__What you are asked to do__. Below are the records; collect from them each line containing the string "三条高交于一点".

----- Listed entries -----

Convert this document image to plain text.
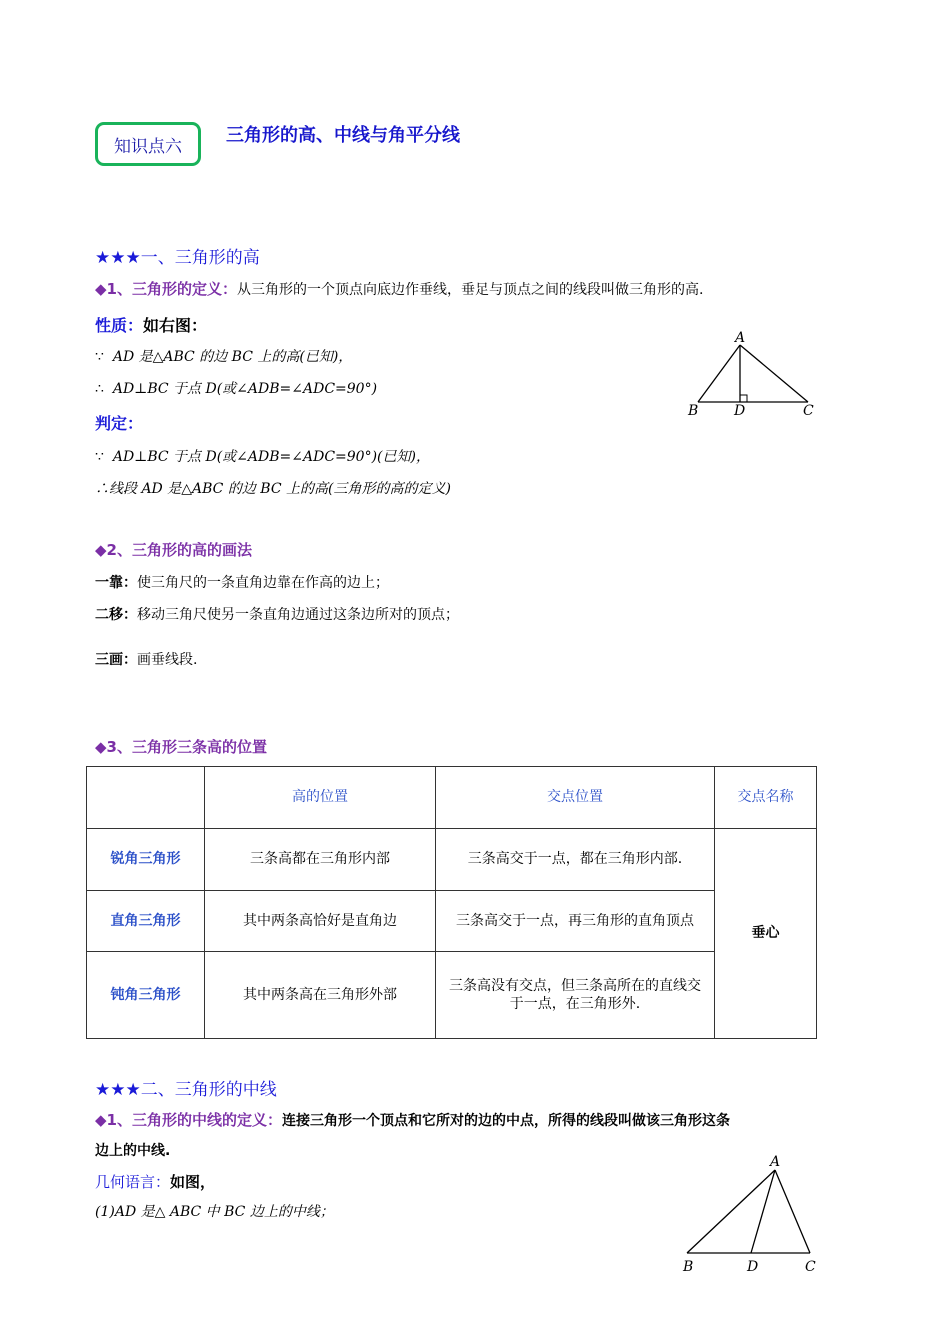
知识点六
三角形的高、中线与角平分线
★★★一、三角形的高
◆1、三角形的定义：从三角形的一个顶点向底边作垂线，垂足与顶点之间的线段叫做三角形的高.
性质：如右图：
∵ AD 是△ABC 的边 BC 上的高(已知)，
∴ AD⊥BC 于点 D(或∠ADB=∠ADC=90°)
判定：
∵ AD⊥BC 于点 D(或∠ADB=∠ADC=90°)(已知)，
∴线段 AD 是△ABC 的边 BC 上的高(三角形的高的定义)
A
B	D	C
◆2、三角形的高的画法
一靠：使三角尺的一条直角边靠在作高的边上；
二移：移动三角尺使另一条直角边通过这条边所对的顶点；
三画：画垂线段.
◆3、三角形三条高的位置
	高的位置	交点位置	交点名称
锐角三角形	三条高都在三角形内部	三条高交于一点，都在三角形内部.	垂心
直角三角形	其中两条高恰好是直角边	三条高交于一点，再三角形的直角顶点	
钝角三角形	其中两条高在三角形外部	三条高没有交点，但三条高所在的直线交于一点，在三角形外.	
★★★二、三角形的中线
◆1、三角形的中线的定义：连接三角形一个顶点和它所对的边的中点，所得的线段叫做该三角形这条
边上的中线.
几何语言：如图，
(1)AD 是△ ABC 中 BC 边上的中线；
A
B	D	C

-----

__Exercise response__.
锐角三角形	三条高都在三角形内部	三条高交于一点，都在三角形内部.	垂心
直角三角形	其中两条高恰好是直角边	三条高交于一点，再三角形的直角顶点	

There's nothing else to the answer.